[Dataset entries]
• • • •
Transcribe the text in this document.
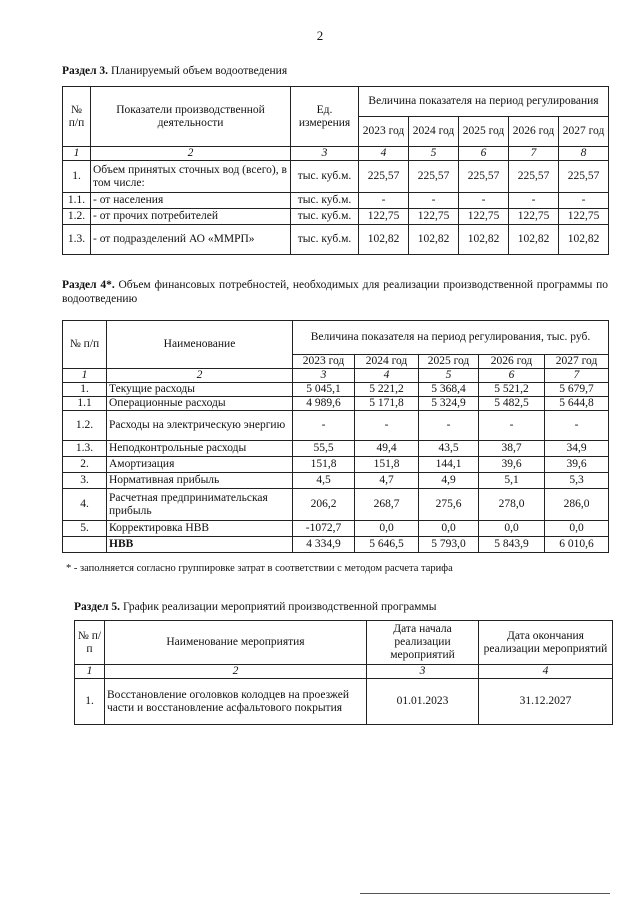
2
Раздел 3. Планируемый объем водоотведения
№ п/п	Показатели производственной деятельности	Ед. измерения	Величина показателя на период регулирования				
			2023 год	2024 год	2025 год	2026 год	2027 год
1	2	3	4	5	6	7	8
1.	Объем принятых сточных вод (всего), в том числе:	тыс. куб.м.	225,57	225,57	225,57	225,57	225,57
1.1.	- от населения	тыс. куб.м.	-	-	-	-	-
1.2.	- от прочих потребителей	тыс. куб.м.	122,75	122,75	122,75	122,75	122,75
1.3.	- от подразделений АО «ММРП»	тыс. куб.м.	102,82	102,82	102,82	102,82	102,82
Раздел 4*. Объем финансовых потребностей, необходимых для реализации производственной программы по водоотведению
№ п/п	Наименование	Величина показателя на период регулирования, тыс. руб.				
		2023 год	2024 год	2025 год	2026 год	2027 год
1	2	3	4	5	6	7
1.	Текущие расходы	5 045,1	5 221,2	5 368,4	5 521,2	5 679,7
1.1	Операционные расходы	4 989,6	5 171,8	5 324,9	5 482,5	5 644,8
1.2.	Расходы на электрическую энергию	-	-	-	-	-
1.3.	Неподконтрольные расходы	55,5	49,4	43,5	38,7	34,9
2.	Амортизация	151,8	151,8	144,1	39,6	39,6
3.	Нормативная прибыль	4,5	4,7	4,9	5,1	5,3
4.	Расчетная предпринимательская прибыль	206,2	268,7	275,6	278,0	286,0
5.	Корректировка НВВ	-1072,7	0,0	0,0	0,0	0,0
	НВВ	4 334,9	5 646,5	5 793,0	5 843,9	6 010,6
* - заполняется согласно группировке затрат в соответствии с методом расчета тарифа
Раздел 5. График реализации мероприятий производственной программы
№ п/п	Наименование мероприятия	Дата начала реализации мероприятий	Дата окончания реализации мероприятий
1	2	3	4
1.	Восстановление оголовков колодцев на проезжей части и восстановление асфальтового покрытия	01.01.2023	31.12.2027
• • • •
# WHAT TO WORK ON
Omit every picture while copying the listing above exactly.

# THE SOLUTION
Transcribe the text in this document.
2
Раздел 3. Планируемый объем водоотведения
№ п/п	Показатели производственной деятельности	Ед. измерения	Величина показателя на период регулирования				
			2023 год	2024 год	2025 год	2026 год	2027 год
1	2	3	4	5	6	7	8
1.	Объем принятых сточных вод (всего), в том числе:	тыс. куб.м.	225,57	225,57	225,57	225,57	225,57
1.1.	- от населения	тыс. куб.м.	-	-	-	-	-
1.2.	- от прочих потребителей	тыс. куб.м.	122,75	122,75	122,75	122,75	122,75
1.3.	- от подразделений АО «ММРП»	тыс. куб.м.	102,82	102,82	102,82	102,82	102,82
Раздел 4*. Объем финансовых потребностей, необходимых для реализации производственной программы по водоотведению
№ п/п	Наименование	Величина показателя на период регулирования, тыс. руб.				
		2023 год	2024 год	2025 год	2026 год	2027 год
1	2	3	4	5	6	7
1.	Текущие расходы	5 045,1	5 221,2	5 368,4	5 521,2	5 679,7
1.1	Операционные расходы	4 989,6	5 171,8	5 324,9	5 482,5	5 644,8
1.2.	Расходы на электрическую энергию	-	-	-	-	-
1.3.	Неподконтрольные расходы	55,5	49,4	43,5	38,7	34,9
2.	Амортизация	151,8	151,8	144,1	39,6	39,6
3.	Нормативная прибыль	4,5	4,7	4,9	5,1	5,3
4.	Расчетная предпринимательская прибыль	206,2	268,7	275,6	278,0	286,0
5.	Корректировка НВВ	-1072,7	0,0	0,0	0,0	0,0
	НВВ	4 334,9	5 646,5	5 793,0	5 843,9	6 010,6
* - заполняется согласно группировке затрат в соответствии с методом расчета тарифа
Раздел 5. График реализации мероприятий производственной программы
№ п/п	Наименование мероприятия	Дата начала реализации мероприятий	Дата окончания реализации мероприятий
1	2	3	4
1.	Восстановление оголовков колодцев на проезжей части и восстановление асфальтового покрытия	01.01.2023	31.12.2027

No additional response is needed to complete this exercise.